## Task brief
Collect from the data below each line with "outras".

Extracted records:
+++
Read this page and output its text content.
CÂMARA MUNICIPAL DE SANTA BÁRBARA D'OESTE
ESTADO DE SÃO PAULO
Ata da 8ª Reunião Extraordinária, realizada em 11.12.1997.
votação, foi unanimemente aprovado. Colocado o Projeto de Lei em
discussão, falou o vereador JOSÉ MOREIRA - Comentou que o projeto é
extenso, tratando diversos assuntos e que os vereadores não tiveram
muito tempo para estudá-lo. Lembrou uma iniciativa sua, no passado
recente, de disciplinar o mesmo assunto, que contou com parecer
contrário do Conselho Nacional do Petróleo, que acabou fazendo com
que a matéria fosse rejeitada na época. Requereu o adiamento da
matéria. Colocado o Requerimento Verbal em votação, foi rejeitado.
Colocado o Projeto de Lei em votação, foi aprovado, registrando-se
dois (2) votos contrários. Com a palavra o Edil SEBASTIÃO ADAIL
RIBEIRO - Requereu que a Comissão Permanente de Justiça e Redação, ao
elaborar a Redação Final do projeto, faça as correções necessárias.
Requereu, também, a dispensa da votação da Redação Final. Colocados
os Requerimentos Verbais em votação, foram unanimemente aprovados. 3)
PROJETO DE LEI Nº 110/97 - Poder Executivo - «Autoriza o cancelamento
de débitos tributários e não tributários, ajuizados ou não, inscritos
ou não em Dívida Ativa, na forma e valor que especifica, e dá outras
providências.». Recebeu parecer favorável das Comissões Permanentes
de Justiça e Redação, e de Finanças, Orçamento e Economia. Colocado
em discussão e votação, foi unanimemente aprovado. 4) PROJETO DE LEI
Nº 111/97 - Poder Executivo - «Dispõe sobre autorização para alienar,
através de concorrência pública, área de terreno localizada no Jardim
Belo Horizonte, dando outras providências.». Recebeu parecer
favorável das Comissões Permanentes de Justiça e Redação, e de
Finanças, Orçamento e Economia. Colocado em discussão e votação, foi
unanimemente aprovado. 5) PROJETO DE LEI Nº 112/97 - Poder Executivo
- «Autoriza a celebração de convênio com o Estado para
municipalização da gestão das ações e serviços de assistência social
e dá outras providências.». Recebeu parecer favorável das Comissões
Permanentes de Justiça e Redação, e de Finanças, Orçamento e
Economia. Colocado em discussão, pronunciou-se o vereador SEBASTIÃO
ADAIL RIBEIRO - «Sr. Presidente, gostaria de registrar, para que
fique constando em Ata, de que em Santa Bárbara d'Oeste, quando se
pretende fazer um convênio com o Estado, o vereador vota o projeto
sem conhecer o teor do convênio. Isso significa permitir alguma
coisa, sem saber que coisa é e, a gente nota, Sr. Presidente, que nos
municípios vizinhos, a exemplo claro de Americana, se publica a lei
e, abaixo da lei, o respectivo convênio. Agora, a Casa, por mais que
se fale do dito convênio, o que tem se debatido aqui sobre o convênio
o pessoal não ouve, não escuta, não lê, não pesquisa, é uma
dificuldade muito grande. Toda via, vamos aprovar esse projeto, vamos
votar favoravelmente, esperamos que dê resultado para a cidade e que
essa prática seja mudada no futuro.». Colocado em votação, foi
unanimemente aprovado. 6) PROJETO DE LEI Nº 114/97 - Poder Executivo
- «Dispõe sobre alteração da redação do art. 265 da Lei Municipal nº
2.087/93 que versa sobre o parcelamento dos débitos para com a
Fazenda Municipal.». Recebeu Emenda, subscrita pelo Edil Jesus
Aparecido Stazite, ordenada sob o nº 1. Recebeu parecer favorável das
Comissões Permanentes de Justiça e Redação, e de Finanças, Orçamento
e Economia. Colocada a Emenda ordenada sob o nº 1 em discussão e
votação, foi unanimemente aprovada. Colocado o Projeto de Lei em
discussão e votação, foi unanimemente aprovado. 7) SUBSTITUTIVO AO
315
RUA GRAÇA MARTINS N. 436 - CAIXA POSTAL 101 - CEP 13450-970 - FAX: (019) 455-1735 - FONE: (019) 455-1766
+++
## Exercise solution
ou não em Dívida Ativa, na forma e valor que especifica, e dá outras
Belo Horizonte, dando outras providências.». Recebeu parecer
e dá outras providências.». Recebeu parecer favorável das Comissões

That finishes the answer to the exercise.